一人暮らしチャンスは、人生に何度か訪れる。1度目は大学生。2度目は社会人。ともに、学校や勤務地が、実家から離れるタイミングだ。私はそのどちらも逃し、27歳で、のほほんと実家暮らしをしていた。
 
お金に困ることもなければ、家事だってしなくてもいい。穏やかで、平和な毎日だ。すっかりその生活に慣れきってしまい、「このまま結婚するまで、実家にいるのかな……」と、ぼんやり思っていた。
 
だけど、「このままでいいのだろうか」という気持ちも、どこかにあった。同年代で一人暮らしをしている同僚は、自分でお金の管理をして、家事をこなしている。一人暮らしを通り越して、結婚という決断をした友人も多くいる。
 
比べたくはないけれど、みんなと比べると、周回遅れじゃないか。
“自立”しなくていいのか?毎日、自問自答を繰り返すようになった。

* [提供データ]
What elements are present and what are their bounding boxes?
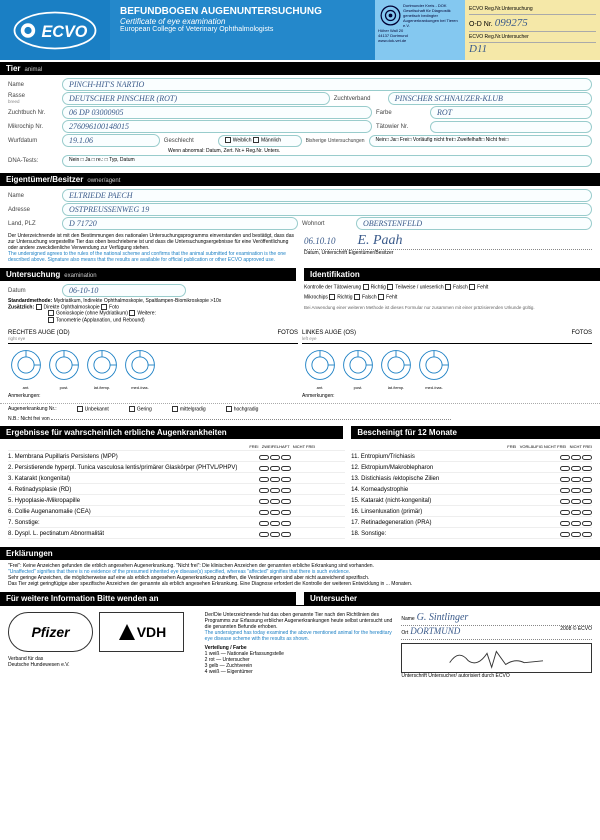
ident-bar: Identifikation [304, 268, 600, 281]
zuchtverband-field[interactable]: PINSCHER SCHNAUZER-KLUB [388, 92, 592, 105]
title-main: BEFUNDBOGEN AUGENUNTERSUCHUNG [120, 6, 365, 17]
od-value: 099275 [495, 17, 528, 29]
od-label: O-D Nr. [469, 21, 493, 28]
title-org: European College of Veterinary Ophthalmo… [120, 26, 365, 33]
wurf-field[interactable]: 19.1.06 [62, 134, 160, 147]
interp-text: "Frei": Keine Anzeichen gefunden die erb… [0, 560, 600, 590]
vdh-logo: VDH [99, 612, 184, 652]
eyes-section: RECHTES AUGE (OD) FOTOSright eye ant.pos… [0, 326, 600, 403]
footer-section: Pfizer VDH Verband für das Deutsche Hund… [0, 605, 600, 685]
ecvo-logo: ECVO [0, 0, 110, 60]
owner-form: NameELTRIEDE PAECH AdresseOSTPREUSSENWEG… [0, 186, 600, 266]
tattoo-field[interactable] [430, 121, 592, 133]
tier-bar: Tieranimal [0, 62, 600, 75]
title-box: BEFUNDBOGEN AUGENUNTERSUCHUNG Certificat… [110, 0, 375, 60]
untersuchung-bar: Untersuchungexamination [0, 268, 296, 281]
owner-wohnort[interactable]: OBERSTENFELD [356, 217, 592, 230]
tier-name[interactable]: PINCH-HIT'S NARTIO [62, 78, 592, 91]
svg-text:ECVO: ECVO [42, 22, 88, 40]
owner-land[interactable]: D 71720 [62, 217, 298, 230]
hohner-box: Dortmunder Kreis - DOK Gesellschaft für … [375, 0, 465, 60]
registration-box: ECVO Reg.Nr.Untersuchung O-D Nr. 099275 … [465, 0, 600, 60]
tier-form: NamePINCH-HIT'S NARTIO Rassebreed DEUTSC… [0, 75, 600, 171]
zuchtbuch-field[interactable]: 06 DP 03000905 [62, 106, 372, 119]
datum-field[interactable]: 06-10-10 [62, 284, 186, 297]
signature-box [401, 643, 592, 673]
farbe-field[interactable]: ROT [430, 106, 592, 119]
footer-bar-r: Untersucher [304, 592, 600, 605]
results-section: FREI ZWEIFELHAFT NICHT FREI1. Membrana P… [0, 439, 600, 545]
interp-bar: Erklärungen [0, 547, 600, 560]
bescheinigt-bar: Bescheinigt für 12 Monate [351, 426, 600, 439]
rasse-field[interactable]: DEUTSCHER PINSCHER (ROT) [62, 92, 330, 105]
reg-label-2: ECVO Reg.Nr.Untersucher [469, 32, 596, 43]
owner-name[interactable]: ELTRIEDE PAECH [62, 189, 592, 202]
footer-bar-l: Für weitere Information Bitte wenden an [0, 592, 296, 605]
results-bar: Ergebnisse für wahrscheinlich erbliche A… [0, 426, 343, 439]
owner-adresse[interactable]: OSTPREUSSENWEG 19 [62, 203, 592, 216]
reg2-value: D11 [469, 43, 596, 55]
header: ECVO BEFUNDBOGEN AUGENUNTERSUCHUNG Certi… [0, 0, 600, 60]
owner-bar: Eigentümer/Besitzerowner/agent [0, 173, 600, 186]
untersuchung-form: Datum06-10-10 Standardmethode: Mydriatik… [0, 281, 600, 326]
chip-field[interactable]: 276096100148015 [62, 120, 372, 133]
pfizer-logo: Pfizer [8, 612, 93, 652]
reg-label-1: ECVO Reg.Nr.Untersuchung [469, 4, 596, 15]
title-sub: Certificate of eye examination [120, 17, 365, 26]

* [課題 A]
本文の「一人暮らしチャンスは、人生に」から「いるのかな……」と、ぼんやり思っていた。」までを、両端も含めて一字も変えずに書き写してください。
* [課題 B]
本文では、一人暮らしのチャンスが訪れる時期として、どの二つが挙げられていますか。
データは本文の内容とは関係がありません。

* [解答 A]
一人暮らしチャンスは、人生に何度か訪れる。1度目は大学生。2度目は社会人。ともに、学校や勤務地が、実家から離れるタイミングだ。私はそのどちらも逃し、27歳で、のほほんと実家暮らしをしていた。
 
お金に困ることもなければ、家事だってしなくてもいい。穏やかで、平和な毎日だ。すっかりその生活に慣れきってしまい、「このまま結婚するまで、実家にいるのかな……」と、ぼんやり思っていた。

* [解答 B]
大学生のときと社会人のときです。